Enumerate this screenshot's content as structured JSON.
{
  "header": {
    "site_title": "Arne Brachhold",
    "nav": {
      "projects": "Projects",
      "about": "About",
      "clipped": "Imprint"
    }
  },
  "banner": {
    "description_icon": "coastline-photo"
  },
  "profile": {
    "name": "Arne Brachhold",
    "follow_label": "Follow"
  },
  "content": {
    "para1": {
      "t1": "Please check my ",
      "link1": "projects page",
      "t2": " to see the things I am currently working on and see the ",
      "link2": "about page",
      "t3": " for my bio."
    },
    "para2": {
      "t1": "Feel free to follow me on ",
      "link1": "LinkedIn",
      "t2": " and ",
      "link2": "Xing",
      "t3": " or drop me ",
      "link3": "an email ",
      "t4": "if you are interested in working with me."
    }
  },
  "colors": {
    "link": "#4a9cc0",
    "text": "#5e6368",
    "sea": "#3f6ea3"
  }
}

┄┄┄┄┄┄┄┄┄┄┄┄┄┄┄┄┄┄┄┄

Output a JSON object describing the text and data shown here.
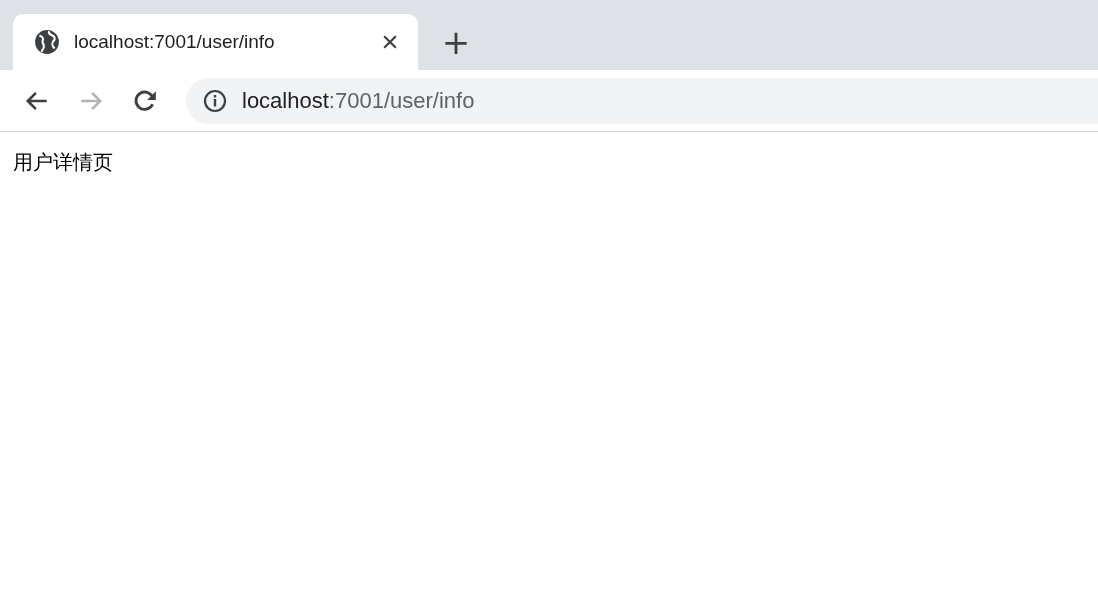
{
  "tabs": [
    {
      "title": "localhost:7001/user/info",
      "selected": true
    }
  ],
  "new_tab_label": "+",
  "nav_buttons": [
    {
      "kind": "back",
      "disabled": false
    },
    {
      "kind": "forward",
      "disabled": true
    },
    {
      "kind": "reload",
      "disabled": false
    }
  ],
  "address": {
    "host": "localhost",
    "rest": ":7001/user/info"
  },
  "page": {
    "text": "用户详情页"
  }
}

┄┄┄┄┄┄┄┄┄┄┄┄┄┄┄┄┄┄┄┄

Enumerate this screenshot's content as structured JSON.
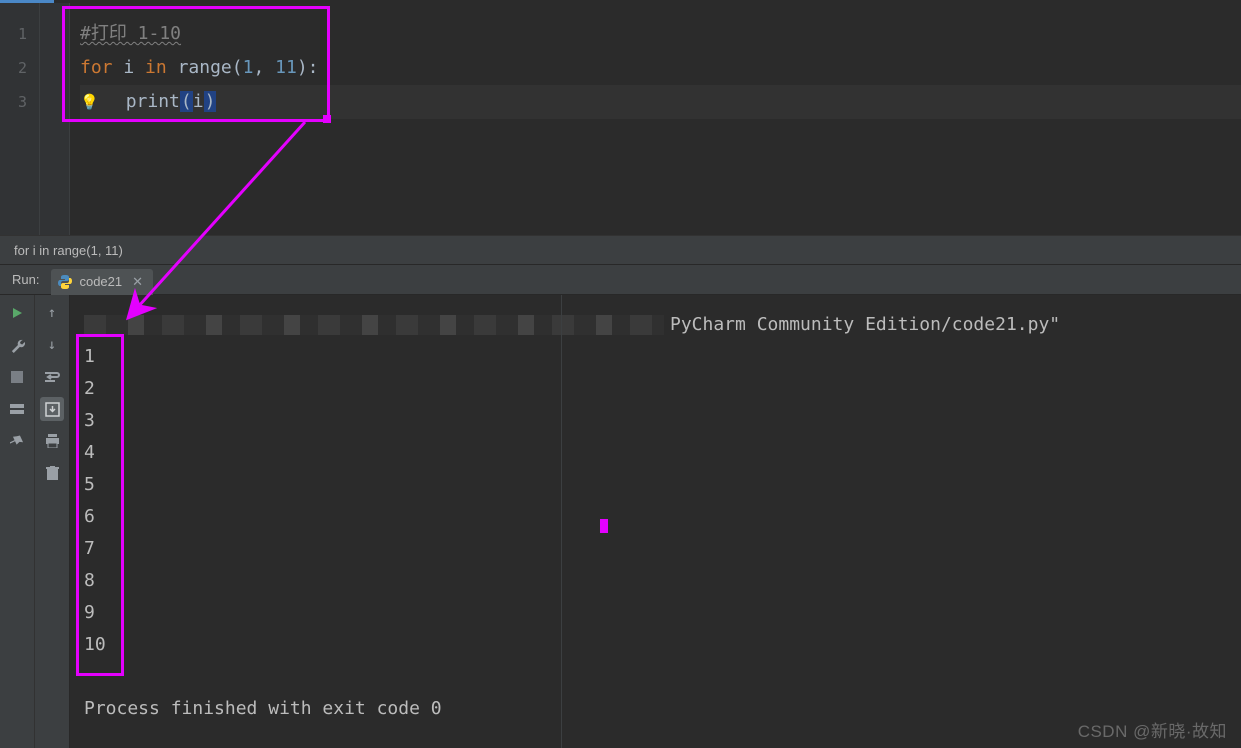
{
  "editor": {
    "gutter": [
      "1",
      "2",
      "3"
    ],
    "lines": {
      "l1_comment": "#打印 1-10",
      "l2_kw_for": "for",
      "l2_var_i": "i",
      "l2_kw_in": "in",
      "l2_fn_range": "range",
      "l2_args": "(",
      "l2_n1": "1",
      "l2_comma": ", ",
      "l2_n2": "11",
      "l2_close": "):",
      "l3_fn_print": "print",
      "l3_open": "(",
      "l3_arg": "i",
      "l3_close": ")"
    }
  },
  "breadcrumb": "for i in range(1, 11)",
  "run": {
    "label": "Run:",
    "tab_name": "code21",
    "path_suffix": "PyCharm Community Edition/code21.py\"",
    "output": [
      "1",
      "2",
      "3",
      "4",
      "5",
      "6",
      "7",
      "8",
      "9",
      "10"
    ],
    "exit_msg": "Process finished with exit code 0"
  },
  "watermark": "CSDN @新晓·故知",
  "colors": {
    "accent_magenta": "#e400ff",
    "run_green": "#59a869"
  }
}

┄┄┄┄┄┄┄┄┄┄┄┄┄┄┄┄┄┄┄┄

PROBLEM STATEMENT: Return each line among the entries that holds the word "user".

SOLUTION TO THE EXERCISE:
      "title": "localhost:7001/user/info",
    "rest": ":7001/user/info"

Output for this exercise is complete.